[START]

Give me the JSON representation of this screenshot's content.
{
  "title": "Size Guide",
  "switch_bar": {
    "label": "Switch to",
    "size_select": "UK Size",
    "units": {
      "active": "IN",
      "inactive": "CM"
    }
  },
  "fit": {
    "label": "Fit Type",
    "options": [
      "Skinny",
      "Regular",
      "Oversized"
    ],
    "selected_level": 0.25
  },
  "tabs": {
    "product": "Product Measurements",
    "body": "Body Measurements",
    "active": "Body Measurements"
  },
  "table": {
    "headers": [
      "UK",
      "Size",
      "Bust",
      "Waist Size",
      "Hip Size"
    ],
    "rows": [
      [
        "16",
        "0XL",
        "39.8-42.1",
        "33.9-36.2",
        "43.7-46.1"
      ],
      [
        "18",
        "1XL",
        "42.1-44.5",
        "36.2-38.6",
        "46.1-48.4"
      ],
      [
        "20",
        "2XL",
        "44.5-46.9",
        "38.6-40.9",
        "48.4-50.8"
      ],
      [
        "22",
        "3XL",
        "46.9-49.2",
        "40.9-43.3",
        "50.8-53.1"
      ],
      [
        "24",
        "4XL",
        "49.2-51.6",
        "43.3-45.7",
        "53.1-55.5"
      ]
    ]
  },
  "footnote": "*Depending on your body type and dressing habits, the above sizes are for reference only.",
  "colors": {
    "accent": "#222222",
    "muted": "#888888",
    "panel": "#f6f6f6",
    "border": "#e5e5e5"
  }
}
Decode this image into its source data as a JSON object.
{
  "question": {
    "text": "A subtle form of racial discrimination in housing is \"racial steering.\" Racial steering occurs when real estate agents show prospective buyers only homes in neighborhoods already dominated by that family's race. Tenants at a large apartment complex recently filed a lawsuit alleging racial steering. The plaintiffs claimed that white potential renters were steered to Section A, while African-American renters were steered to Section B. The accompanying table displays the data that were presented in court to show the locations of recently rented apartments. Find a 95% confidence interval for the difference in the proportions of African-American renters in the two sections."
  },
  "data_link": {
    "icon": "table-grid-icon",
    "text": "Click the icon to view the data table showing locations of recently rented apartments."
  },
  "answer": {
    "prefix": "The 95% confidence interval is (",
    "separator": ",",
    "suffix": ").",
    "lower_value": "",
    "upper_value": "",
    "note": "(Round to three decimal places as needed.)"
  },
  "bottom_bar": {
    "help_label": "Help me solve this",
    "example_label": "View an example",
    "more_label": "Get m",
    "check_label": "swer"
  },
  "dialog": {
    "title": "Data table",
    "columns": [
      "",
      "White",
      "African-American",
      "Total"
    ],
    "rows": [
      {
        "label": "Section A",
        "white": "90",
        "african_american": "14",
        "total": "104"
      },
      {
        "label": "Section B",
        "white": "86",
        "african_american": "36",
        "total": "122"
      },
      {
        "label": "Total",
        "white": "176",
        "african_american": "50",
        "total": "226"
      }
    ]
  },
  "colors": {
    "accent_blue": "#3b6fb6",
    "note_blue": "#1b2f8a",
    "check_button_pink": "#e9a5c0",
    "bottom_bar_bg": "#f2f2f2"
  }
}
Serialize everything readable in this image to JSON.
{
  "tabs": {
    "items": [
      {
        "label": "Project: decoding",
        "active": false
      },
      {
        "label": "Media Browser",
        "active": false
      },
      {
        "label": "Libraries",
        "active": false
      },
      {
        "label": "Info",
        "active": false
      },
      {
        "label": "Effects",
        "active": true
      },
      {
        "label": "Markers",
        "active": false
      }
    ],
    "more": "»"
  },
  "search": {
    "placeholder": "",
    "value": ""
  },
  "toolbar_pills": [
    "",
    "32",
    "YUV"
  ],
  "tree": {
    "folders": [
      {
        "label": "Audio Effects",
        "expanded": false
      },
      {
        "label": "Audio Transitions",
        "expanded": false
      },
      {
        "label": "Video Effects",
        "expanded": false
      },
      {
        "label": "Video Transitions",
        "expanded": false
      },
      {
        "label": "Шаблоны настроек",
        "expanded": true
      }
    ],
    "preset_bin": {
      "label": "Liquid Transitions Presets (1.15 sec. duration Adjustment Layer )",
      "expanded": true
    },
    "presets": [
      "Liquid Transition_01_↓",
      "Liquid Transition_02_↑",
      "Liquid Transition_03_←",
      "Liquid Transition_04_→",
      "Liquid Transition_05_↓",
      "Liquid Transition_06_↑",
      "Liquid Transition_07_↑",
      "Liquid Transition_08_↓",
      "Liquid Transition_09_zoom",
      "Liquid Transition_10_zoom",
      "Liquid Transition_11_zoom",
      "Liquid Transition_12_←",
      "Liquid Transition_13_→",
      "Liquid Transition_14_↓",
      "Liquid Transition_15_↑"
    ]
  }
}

[END]

* **REQUIRED WORK**
Look through the data above. Each line containing the word "rented" needs to be copied.

* **TASK OUTPUT**
    "text": "A subtle form of racial discrimination in housing is \"racial steering.\" Racial steering occurs when real estate agents show prospective buyers only homes in neighborhoods already dominated by that family's race. Tenants at a large apartment complex recently filed a lawsuit alleging racial steering. The plaintiffs claimed that white potential renters were steered to Section A, while African-American renters were steered to Section B. The accompanying table displays the data that were presented in court to show the locations of recently rented apartments. Find a 95% confidence interval for the difference in the proportions of African-American renters in the two sections."
    "text": "Click the icon to view the data table showing locations of recently rented apartments."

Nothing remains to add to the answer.